Every record must be repeated exactly, with no omission.

(Dataset items)
::::::::
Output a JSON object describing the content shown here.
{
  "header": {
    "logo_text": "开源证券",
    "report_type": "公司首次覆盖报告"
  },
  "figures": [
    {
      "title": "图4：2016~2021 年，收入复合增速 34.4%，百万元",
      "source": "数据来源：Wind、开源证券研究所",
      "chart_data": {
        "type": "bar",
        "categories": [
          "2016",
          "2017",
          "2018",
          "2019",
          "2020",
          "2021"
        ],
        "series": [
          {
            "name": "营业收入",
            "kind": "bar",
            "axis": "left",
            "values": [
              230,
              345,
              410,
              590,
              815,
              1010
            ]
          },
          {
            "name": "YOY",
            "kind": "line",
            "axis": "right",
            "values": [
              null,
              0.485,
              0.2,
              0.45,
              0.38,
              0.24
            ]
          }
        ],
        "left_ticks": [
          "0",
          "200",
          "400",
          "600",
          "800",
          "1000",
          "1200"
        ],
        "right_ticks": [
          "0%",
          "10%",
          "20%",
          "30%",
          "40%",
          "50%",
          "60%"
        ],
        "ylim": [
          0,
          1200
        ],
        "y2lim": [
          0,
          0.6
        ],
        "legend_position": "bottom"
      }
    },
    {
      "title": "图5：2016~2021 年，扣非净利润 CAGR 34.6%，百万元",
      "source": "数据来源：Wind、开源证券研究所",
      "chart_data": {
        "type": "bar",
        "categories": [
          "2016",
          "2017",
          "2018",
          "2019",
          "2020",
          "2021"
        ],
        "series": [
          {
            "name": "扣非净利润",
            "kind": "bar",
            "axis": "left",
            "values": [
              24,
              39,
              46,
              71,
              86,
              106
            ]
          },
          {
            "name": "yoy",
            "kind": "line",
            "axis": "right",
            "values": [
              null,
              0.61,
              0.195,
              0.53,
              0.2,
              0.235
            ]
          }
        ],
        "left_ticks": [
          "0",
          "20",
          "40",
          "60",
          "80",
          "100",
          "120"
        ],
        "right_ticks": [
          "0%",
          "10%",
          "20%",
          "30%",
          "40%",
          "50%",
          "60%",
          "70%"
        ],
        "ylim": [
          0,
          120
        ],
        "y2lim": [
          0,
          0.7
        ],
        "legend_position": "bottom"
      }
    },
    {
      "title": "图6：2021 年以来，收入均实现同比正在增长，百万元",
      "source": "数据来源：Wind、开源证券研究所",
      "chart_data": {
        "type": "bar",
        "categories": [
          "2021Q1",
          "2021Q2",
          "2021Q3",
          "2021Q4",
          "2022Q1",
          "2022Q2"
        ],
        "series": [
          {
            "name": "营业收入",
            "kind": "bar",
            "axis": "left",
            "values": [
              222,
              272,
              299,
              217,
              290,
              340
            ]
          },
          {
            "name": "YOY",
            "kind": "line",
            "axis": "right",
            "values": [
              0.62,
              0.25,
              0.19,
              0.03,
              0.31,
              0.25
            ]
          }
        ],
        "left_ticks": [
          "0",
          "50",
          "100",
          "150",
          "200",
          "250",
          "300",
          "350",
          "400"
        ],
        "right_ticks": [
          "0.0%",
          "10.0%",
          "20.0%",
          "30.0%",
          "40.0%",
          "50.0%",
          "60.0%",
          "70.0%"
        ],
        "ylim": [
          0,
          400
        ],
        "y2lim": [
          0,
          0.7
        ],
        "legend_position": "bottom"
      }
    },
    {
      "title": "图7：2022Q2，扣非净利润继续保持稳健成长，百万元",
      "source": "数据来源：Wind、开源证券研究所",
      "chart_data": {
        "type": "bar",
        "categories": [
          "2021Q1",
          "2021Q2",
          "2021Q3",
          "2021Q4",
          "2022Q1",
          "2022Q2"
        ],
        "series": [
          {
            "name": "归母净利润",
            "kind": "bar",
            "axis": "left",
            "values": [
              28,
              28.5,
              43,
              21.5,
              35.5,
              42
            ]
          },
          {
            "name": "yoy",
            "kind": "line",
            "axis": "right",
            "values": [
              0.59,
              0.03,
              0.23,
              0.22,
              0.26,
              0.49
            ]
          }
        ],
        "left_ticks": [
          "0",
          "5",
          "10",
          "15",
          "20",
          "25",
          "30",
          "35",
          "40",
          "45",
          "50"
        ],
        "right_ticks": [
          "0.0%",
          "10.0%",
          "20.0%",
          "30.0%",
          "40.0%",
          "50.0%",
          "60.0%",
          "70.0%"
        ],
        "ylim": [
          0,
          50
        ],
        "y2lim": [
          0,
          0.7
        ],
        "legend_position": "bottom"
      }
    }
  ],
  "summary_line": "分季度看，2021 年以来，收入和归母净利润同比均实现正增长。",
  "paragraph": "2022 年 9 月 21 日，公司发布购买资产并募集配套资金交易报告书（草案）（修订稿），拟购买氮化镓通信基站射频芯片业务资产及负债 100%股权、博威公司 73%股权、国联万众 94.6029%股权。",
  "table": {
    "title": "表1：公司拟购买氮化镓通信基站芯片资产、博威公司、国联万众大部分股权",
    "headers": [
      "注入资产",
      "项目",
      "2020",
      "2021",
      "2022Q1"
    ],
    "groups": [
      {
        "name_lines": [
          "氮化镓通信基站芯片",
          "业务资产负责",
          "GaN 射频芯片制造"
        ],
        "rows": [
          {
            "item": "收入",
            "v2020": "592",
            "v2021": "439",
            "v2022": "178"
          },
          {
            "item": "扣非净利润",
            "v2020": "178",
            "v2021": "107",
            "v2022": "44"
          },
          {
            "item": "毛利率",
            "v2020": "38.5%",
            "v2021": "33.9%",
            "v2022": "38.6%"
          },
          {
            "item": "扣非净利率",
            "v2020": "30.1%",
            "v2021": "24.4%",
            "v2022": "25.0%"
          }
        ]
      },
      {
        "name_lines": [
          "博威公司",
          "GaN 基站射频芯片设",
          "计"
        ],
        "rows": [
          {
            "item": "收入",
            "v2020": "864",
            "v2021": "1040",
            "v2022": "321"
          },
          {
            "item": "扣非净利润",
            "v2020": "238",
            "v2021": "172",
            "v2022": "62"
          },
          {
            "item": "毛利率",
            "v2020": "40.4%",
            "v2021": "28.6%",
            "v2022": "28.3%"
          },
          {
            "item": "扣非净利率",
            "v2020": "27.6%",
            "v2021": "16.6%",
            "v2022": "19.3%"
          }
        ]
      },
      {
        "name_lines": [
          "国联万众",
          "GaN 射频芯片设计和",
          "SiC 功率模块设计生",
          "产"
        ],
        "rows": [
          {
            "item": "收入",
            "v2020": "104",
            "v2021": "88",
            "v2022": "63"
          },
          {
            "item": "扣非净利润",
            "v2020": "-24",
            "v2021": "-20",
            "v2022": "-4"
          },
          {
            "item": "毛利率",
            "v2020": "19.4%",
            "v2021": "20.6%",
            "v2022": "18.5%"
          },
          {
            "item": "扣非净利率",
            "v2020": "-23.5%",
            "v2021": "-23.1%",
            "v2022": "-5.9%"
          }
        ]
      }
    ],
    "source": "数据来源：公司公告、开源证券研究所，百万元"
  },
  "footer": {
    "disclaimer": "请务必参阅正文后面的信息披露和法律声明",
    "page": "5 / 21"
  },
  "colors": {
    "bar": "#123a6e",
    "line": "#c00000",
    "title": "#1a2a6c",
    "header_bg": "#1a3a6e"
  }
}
::::::::
**Answer for the task:**
Output a JSON object describing the content shown here.
{
  "header": {
    "logo_text": "开源证券",
    "report_type": "公司首次覆盖报告"
  },
  "figures": [
    {
      "title": "图4：2016~2021 年，收入复合增速 34.4%，百万元",
      "source": "数据来源：Wind、开源证券研究所",
      "chart_data": {
        "type": "bar",
        "categories": [
          "2016",
          "2017",
          "2018",
          "2019",
          "2020",
          "2021"
        ],
        "series": [
          {
            "name": "营业收入",
            "kind": "bar",
            "axis": "left",
            "values": [
              230,
              345,
              410,
              590,
              815,
              1010
            ]
          },
          {
            "name": "YOY",
            "kind": "line",
            "axis": "right",
            "values": [
              null,
              0.485,
              0.2,
              0.45,
              0.38,
              0.24
            ]
          }
        ],
        "left_ticks": [
          "0",
          "200",
          "400",
          "600",
          "800",
          "1000",
          "1200"
        ],
        "right_ticks": [
          "0%",
          "10%",
          "20%",
          "30%",
          "40%",
          "50%",
          "60%"
        ],
        "ylim": [
          0,
          1200
        ],
        "y2lim": [
          0,
          0.6
        ],
        "legend_position": "bottom"
      }
    },
    {
      "title": "图5：2016~2021 年，扣非净利润 CAGR 34.6%，百万元",
      "source": "数据来源：Wind、开源证券研究所",
      "chart_data": {
        "type": "bar",
        "categories": [
          "2016",
          "2017",
          "2018",
          "2019",
          "2020",
          "2021"
        ],
        "series": [
          {
            "name": "扣非净利润",
            "kind": "bar",
            "axis": "left",
            "values": [
              24,
              39,
              46,
              71,
              86,
              106
            ]
          },
          {
            "name": "yoy",
            "kind": "line",
            "axis": "right",
            "values": [
              null,
              0.61,
              0.195,
              0.53,
              0.2,
              0.235
            ]
          }
        ],
        "left_ticks": [
          "0",
          "20",
          "40",
          "60",
          "80",
          "100",
          "120"
        ],
        "right_ticks": [
          "0%",
          "10%",
          "20%",
          "30%",
          "40%",
          "50%",
          "60%",
          "70%"
        ],
        "ylim": [
          0,
          120
        ],
        "y2lim": [
          0,
          0.7
        ],
        "legend_position": "bottom"
      }
    },
    {
      "title": "图6：2021 年以来，收入均实现同比正在增长，百万元",
      "source": "数据来源：Wind、开源证券研究所",
      "chart_data": {
        "type": "bar",
        "categories": [
          "2021Q1",
          "2021Q2",
          "2021Q3",
          "2021Q4",
          "2022Q1",
          "2022Q2"
        ],
        "series": [
          {
            "name": "营业收入",
            "kind": "bar",
            "axis": "left",
            "values": [
              222,
              272,
              299,
              217,
              290,
              340
            ]
          },
          {
            "name": "YOY",
            "kind": "line",
            "axis": "right",
            "values": [
              0.62,
              0.25,
              0.19,
              0.03,
              0.31,
              0.25
            ]
          }
        ],
        "left_ticks": [
          "0",
          "50",
          "100",
          "150",
          "200",
          "250",
          "300",
          "350",
          "400"
        ],
        "right_ticks": [
          "0.0%",
          "10.0%",
          "20.0%",
          "30.0%",
          "40.0%",
          "50.0%",
          "60.0%",
          "70.0%"
        ],
        "ylim": [
          0,
          400
        ],
        "y2lim": [
          0,
          0.7
        ],
        "legend_position": "bottom"
      }
    },
    {
      "title": "图7：2022Q2，扣非净利润继续保持稳健成长，百万元",
      "source": "数据来源：Wind、开源证券研究所",
      "chart_data": {
        "type": "bar",
        "categories": [
          "2021Q1",
          "2021Q2",
          "2021Q3",
          "2021Q4",
          "2022Q1",
          "2022Q2"
        ],
        "series": [
          {
            "name": "归母净利润",
            "kind": "bar",
            "axis": "left",
            "values": [
              28,
              28.5,
              43,
              21.5,
              35.5,
              42
            ]
          },
          {
            "name": "yoy",
            "kind": "line",
            "axis": "right",
            "values": [
              0.59,
              0.03,
              0.23,
              0.22,
              0.26,
              0.49
            ]
          }
        ],
        "left_ticks": [
          "0",
          "5",
          "10",
          "15",
          "20",
          "25",
          "30",
          "35",
          "40",
          "45",
          "50"
        ],
        "right_ticks": [
          "0.0%",
          "10.0%",
          "20.0%",
          "30.0%",
          "40.0%",
          "50.0%",
          "60.0%",
          "70.0%"
        ],
        "ylim": [
          0,
          50
        ],
        "y2lim": [
          0,
          0.7
        ],
        "legend_position": "bottom"
      }
    }
  ],
  "summary_line": "分季度看，2021 年以来，收入和归母净利润同比均实现正增长。",
  "paragraph": "2022 年 9 月 21 日，公司发布购买资产并募集配套资金交易报告书（草案）（修订稿），拟购买氮化镓通信基站射频芯片业务资产及负债 100%股权、博威公司 73%股权、国联万众 94.6029%股权。",
  "table": {
    "title": "表1：公司拟购买氮化镓通信基站芯片资产、博威公司、国联万众大部分股权",
    "headers": [
      "注入资产",
      "项目",
      "2020",
      "2021",
      "2022Q1"
    ],
    "groups": [
      {
        "name_lines": [
          "氮化镓通信基站芯片",
          "业务资产负责",
          "GaN 射频芯片制造"
        ],
        "rows": [
          {
            "item": "收入",
            "v2020": "592",
            "v2021": "439",
            "v2022": "178"
          },
          {
            "item": "扣非净利润",
            "v2020": "178",
            "v2021": "107",
            "v2022": "44"
          },
          {
            "item": "毛利率",
            "v2020": "38.5%",
            "v2021": "33.9%",
            "v2022": "38.6%"
          },
          {
            "item": "扣非净利率",
            "v2020": "30.1%",
            "v2021": "24.4%",
            "v2022": "25.0%"
          }
        ]
      },
      {
        "name_lines": [
          "博威公司",
          "GaN 基站射频芯片设",
          "计"
        ],
        "rows": [
          {
            "item": "收入",
            "v2020": "864",
            "v2021": "1040",
            "v2022": "321"
          },
          {
            "item": "扣非净利润",
            "v2020": "238",
            "v2021": "172",
            "v2022": "62"
          },
          {
            "item": "毛利率",
            "v2020": "40.4%",
            "v2021": "28.6%",
            "v2022": "28.3%"
          },
          {
            "item": "扣非净利率",
            "v2020": "27.6%",
            "v2021": "16.6%",
            "v2022": "19.3%"
          }
        ]
      },
      {
        "name_lines": [
          "国联万众",
          "GaN 射频芯片设计和",
          "SiC 功率模块设计生",
          "产"
        ],
        "rows": [
          {
            "item": "收入",
            "v2020": "104",
            "v2021": "88",
            "v2022": "63"
          },
          {
            "item": "扣非净利润",
            "v2020": "-24",
            "v2021": "-20",
            "v2022": "-4"
          },
          {
            "item": "毛利率",
            "v2020": "19.4%",
            "v2021": "20.6%",
            "v2022": "18.5%"
          },
          {
            "item": "扣非净利率",
            "v2020": "-23.5%",
            "v2021": "-23.1%",
            "v2022": "-5.9%"
          }
        ]
      }
    ],
    "source": "数据来源：公司公告、开源证券研究所，百万元"
  },
  "footer": {
    "disclaimer": "请务必参阅正文后面的信息披露和法律声明",
    "page": "5 / 21"
  },
  "colors": {
    "bar": "#123a6e",
    "line": "#c00000",
    "title": "#1a2a6c",
    "header_bg": "#1a3a6e"
  }
}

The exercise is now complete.